→ **Work to complete**
Every entry needs to be printed exactly, please.

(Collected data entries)
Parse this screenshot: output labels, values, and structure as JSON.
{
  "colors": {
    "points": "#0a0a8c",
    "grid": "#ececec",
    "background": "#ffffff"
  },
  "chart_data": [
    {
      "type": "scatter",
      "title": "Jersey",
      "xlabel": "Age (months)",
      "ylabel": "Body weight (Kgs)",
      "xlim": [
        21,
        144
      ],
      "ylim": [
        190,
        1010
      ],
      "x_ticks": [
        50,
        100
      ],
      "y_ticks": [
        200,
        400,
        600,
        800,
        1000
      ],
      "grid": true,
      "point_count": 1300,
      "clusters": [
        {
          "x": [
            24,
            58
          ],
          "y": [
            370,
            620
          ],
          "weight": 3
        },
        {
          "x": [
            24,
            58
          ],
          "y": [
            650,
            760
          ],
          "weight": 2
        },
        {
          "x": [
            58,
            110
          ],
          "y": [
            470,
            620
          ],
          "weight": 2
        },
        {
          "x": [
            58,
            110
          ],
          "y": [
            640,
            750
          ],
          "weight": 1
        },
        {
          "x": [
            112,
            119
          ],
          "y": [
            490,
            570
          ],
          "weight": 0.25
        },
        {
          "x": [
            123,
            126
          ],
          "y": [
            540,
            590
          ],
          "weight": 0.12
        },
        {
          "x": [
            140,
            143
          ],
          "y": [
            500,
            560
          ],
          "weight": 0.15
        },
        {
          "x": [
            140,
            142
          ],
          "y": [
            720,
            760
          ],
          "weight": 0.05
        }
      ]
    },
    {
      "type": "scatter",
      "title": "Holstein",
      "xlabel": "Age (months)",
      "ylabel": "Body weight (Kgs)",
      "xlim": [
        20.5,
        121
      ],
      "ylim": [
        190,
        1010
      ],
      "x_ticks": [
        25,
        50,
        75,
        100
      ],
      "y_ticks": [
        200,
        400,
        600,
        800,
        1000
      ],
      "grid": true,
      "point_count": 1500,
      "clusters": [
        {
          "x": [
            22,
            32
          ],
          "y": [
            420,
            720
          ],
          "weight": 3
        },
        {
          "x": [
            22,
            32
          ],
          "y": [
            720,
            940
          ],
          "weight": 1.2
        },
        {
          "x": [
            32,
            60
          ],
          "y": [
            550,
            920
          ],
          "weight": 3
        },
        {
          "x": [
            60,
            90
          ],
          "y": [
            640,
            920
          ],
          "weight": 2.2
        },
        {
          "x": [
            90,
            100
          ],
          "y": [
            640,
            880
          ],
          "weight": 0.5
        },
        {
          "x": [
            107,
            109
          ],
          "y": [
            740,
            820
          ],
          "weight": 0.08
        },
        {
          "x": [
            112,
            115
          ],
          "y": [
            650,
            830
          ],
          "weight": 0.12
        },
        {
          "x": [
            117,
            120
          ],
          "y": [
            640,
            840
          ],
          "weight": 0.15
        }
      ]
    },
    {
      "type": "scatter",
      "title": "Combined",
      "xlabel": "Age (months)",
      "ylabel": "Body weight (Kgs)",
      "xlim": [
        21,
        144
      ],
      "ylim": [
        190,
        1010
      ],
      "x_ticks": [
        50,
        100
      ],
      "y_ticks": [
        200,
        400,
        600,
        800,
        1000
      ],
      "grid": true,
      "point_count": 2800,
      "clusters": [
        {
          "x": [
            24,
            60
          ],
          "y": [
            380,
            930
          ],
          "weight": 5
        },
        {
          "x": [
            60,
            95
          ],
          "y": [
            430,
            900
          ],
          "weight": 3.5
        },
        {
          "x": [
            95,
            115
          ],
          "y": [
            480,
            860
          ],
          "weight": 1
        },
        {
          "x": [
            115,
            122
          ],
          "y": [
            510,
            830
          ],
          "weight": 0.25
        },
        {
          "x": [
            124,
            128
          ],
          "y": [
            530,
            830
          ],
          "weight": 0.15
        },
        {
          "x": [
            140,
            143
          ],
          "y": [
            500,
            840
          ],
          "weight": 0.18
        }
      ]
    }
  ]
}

→ **Correct result**
Parse this screenshot: output labels, values, and structure as JSON.
{
  "colors": {
    "points": "#0a0a8c",
    "grid": "#ececec",
    "background": "#ffffff"
  },
  "chart_data": [
    {
      "type": "scatter",
      "title": "Jersey",
      "xlabel": "Age (months)",
      "ylabel": "Body weight (Kgs)",
      "xlim": [
        21,
        144
      ],
      "ylim": [
        190,
        1010
      ],
      "x_ticks": [
        50,
        100
      ],
      "y_ticks": [
        200,
        400,
        600,
        800,
        1000
      ],
      "grid": true,
      "point_count": 1300,
      "clusters": [
        {
          "x": [
            24,
            58
          ],
          "y": [
            370,
            620
          ],
          "weight": 3
        },
        {
          "x": [
            24,
            58
          ],
          "y": [
            650,
            760
          ],
          "weight": 2
        },
        {
          "x": [
            58,
            110
          ],
          "y": [
            470,
            620
          ],
          "weight": 2
        },
        {
          "x": [
            58,
            110
          ],
          "y": [
            640,
            750
          ],
          "weight": 1
        },
        {
          "x": [
            112,
            119
          ],
          "y": [
            490,
            570
          ],
          "weight": 0.25
        },
        {
          "x": [
            123,
            126
          ],
          "y": [
            540,
            590
          ],
          "weight": 0.12
        },
        {
          "x": [
            140,
            143
          ],
          "y": [
            500,
            560
          ],
          "weight": 0.15
        },
        {
          "x": [
            140,
            142
          ],
          "y": [
            720,
            760
          ],
          "weight": 0.05
        }
      ]
    },
    {
      "type": "scatter",
      "title": "Holstein",
      "xlabel": "Age (months)",
      "ylabel": "Body weight (Kgs)",
      "xlim": [
        20.5,
        121
      ],
      "ylim": [
        190,
        1010
      ],
      "x_ticks": [
        25,
        50,
        75,
        100
      ],
      "y_ticks": [
        200,
        400,
        600,
        800,
        1000
      ],
      "grid": true,
      "point_count": 1500,
      "clusters": [
        {
          "x": [
            22,
            32
          ],
          "y": [
            420,
            720
          ],
          "weight": 3
        },
        {
          "x": [
            22,
            32
          ],
          "y": [
            720,
            940
          ],
          "weight": 1.2
        },
        {
          "x": [
            32,
            60
          ],
          "y": [
            550,
            920
          ],
          "weight": 3
        },
        {
          "x": [
            60,
            90
          ],
          "y": [
            640,
            920
          ],
          "weight": 2.2
        },
        {
          "x": [
            90,
            100
          ],
          "y": [
            640,
            880
          ],
          "weight": 0.5
        },
        {
          "x": [
            107,
            109
          ],
          "y": [
            740,
            820
          ],
          "weight": 0.08
        },
        {
          "x": [
            112,
            115
          ],
          "y": [
            650,
            830
          ],
          "weight": 0.12
        },
        {
          "x": [
            117,
            120
          ],
          "y": [
            640,
            840
          ],
          "weight": 0.15
        }
      ]
    },
    {
      "type": "scatter",
      "title": "Combined",
      "xlabel": "Age (months)",
      "ylabel": "Body weight (Kgs)",
      "xlim": [
        21,
        144
      ],
      "ylim": [
        190,
        1010
      ],
      "x_ticks": [
        50,
        100
      ],
      "y_ticks": [
        200,
        400,
        600,
        800,
        1000
      ],
      "grid": true,
      "point_count": 2800,
      "clusters": [
        {
          "x": [
            24,
            60
          ],
          "y": [
            380,
            930
          ],
          "weight": 5
        },
        {
          "x": [
            60,
            95
          ],
          "y": [
            430,
            900
          ],
          "weight": 3.5
        },
        {
          "x": [
            95,
            115
          ],
          "y": [
            480,
            860
          ],
          "weight": 1
        },
        {
          "x": [
            115,
            122
          ],
          "y": [
            510,
            830
          ],
          "weight": 0.25
        },
        {
          "x": [
            124,
            128
          ],
          "y": [
            530,
            830
          ],
          "weight": 0.15
        },
        {
          "x": [
            140,
            143
          ],
          "y": [
            500,
            840
          ],
          "weight": 0.18
        }
      ]
    }
  ]
}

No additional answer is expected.